#### SHORT TASK
Copy each entry as it stands, leaving nothing out.

#### DATA FOR THIS TASK
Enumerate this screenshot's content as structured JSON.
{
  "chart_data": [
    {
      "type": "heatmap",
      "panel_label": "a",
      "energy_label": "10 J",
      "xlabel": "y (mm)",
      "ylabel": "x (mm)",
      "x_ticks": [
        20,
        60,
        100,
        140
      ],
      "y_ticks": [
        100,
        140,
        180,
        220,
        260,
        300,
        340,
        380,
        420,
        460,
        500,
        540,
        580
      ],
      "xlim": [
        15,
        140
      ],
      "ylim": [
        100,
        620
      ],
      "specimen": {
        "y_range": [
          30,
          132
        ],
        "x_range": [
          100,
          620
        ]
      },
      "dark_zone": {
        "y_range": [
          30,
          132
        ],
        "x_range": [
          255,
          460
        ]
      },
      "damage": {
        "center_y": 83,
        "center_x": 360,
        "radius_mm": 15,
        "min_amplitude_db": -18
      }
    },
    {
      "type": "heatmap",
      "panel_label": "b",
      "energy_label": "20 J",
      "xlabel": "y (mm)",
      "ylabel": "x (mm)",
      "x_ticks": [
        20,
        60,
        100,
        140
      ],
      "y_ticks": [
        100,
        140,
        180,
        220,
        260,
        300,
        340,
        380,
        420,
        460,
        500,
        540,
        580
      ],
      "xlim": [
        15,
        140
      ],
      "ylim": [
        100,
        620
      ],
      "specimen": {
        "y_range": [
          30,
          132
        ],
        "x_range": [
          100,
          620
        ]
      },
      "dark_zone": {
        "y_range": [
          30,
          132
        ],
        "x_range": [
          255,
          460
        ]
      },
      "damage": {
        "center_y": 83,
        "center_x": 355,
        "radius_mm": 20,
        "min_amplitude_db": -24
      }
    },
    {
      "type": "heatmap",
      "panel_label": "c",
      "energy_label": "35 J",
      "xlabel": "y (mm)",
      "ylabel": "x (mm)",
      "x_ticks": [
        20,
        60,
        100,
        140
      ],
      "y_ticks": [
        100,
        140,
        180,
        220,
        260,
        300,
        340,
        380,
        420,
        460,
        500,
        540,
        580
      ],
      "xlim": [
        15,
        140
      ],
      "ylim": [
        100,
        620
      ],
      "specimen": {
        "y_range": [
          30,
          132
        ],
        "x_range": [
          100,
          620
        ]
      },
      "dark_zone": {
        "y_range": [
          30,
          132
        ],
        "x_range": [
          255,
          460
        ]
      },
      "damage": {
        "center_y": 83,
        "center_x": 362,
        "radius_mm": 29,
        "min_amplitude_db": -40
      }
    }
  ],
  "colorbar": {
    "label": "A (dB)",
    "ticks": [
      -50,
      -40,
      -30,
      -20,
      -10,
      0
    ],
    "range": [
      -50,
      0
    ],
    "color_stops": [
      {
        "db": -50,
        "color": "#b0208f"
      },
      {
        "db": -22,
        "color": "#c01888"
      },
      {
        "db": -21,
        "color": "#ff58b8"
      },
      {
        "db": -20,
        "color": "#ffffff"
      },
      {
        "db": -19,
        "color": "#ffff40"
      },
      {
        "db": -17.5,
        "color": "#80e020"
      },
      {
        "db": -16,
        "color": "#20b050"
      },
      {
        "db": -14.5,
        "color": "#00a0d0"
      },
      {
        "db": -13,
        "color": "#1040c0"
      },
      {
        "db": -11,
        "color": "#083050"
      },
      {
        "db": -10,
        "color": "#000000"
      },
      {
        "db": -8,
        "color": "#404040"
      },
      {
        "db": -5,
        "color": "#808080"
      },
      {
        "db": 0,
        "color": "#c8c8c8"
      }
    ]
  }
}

#### SOLVED EXERCISE
Enumerate this screenshot's content as structured JSON.
{
  "chart_data": [
    {
      "type": "heatmap",
      "panel_label": "a",
      "energy_label": "10 J",
      "xlabel": "y (mm)",
      "ylabel": "x (mm)",
      "x_ticks": [
        20,
        60,
        100,
        140
      ],
      "y_ticks": [
        100,
        140,
        180,
        220,
        260,
        300,
        340,
        380,
        420,
        460,
        500,
        540,
        580
      ],
      "xlim": [
        15,
        140
      ],
      "ylim": [
        100,
        620
      ],
      "specimen": {
        "y_range": [
          30,
          132
        ],
        "x_range": [
          100,
          620
        ]
      },
      "dark_zone": {
        "y_range": [
          30,
          132
        ],
        "x_range": [
          255,
          460
        ]
      },
      "damage": {
        "center_y": 83,
        "center_x": 360,
        "radius_mm": 15,
        "min_amplitude_db": -18
      }
    },
    {
      "type": "heatmap",
      "panel_label": "b",
      "energy_label": "20 J",
      "xlabel": "y (mm)",
      "ylabel": "x (mm)",
      "x_ticks": [
        20,
        60,
        100,
        140
      ],
      "y_ticks": [
        100,
        140,
        180,
        220,
        260,
        300,
        340,
        380,
        420,
        460,
        500,
        540,
        580
      ],
      "xlim": [
        15,
        140
      ],
      "ylim": [
        100,
        620
      ],
      "specimen": {
        "y_range": [
          30,
          132
        ],
        "x_range": [
          100,
          620
        ]
      },
      "dark_zone": {
        "y_range": [
          30,
          132
        ],
        "x_range": [
          255,
          460
        ]
      },
      "damage": {
        "center_y": 83,
        "center_x": 355,
        "radius_mm": 20,
        "min_amplitude_db": -24
      }
    },
    {
      "type": "heatmap",
      "panel_label": "c",
      "energy_label": "35 J",
      "xlabel": "y (mm)",
      "ylabel": "x (mm)",
      "x_ticks": [
        20,
        60,
        100,
        140
      ],
      "y_ticks": [
        100,
        140,
        180,
        220,
        260,
        300,
        340,
        380,
        420,
        460,
        500,
        540,
        580
      ],
      "xlim": [
        15,
        140
      ],
      "ylim": [
        100,
        620
      ],
      "specimen": {
        "y_range": [
          30,
          132
        ],
        "x_range": [
          100,
          620
        ]
      },
      "dark_zone": {
        "y_range": [
          30,
          132
        ],
        "x_range": [
          255,
          460
        ]
      },
      "damage": {
        "center_y": 83,
        "center_x": 362,
        "radius_mm": 29,
        "min_amplitude_db": -40
      }
    }
  ],
  "colorbar": {
    "label": "A (dB)",
    "ticks": [
      -50,
      -40,
      -30,
      -20,
      -10,
      0
    ],
    "range": [
      -50,
      0
    ],
    "color_stops": [
      {
        "db": -50,
        "color": "#b0208f"
      },
      {
        "db": -22,
        "color": "#c01888"
      },
      {
        "db": -21,
        "color": "#ff58b8"
      },
      {
        "db": -20,
        "color": "#ffffff"
      },
      {
        "db": -19,
        "color": "#ffff40"
      },
      {
        "db": -17.5,
        "color": "#80e020"
      },
      {
        "db": -16,
        "color": "#20b050"
      },
      {
        "db": -14.5,
        "color": "#00a0d0"
      },
      {
        "db": -13,
        "color": "#1040c0"
      },
      {
        "db": -11,
        "color": "#083050"
      },
      {
        "db": -10,
        "color": "#000000"
      },
      {
        "db": -8,
        "color": "#404040"
      },
      {
        "db": -5,
        "color": "#808080"
      },
      {
        "db": 0,
        "color": "#c8c8c8"
      }
    ]
  }
}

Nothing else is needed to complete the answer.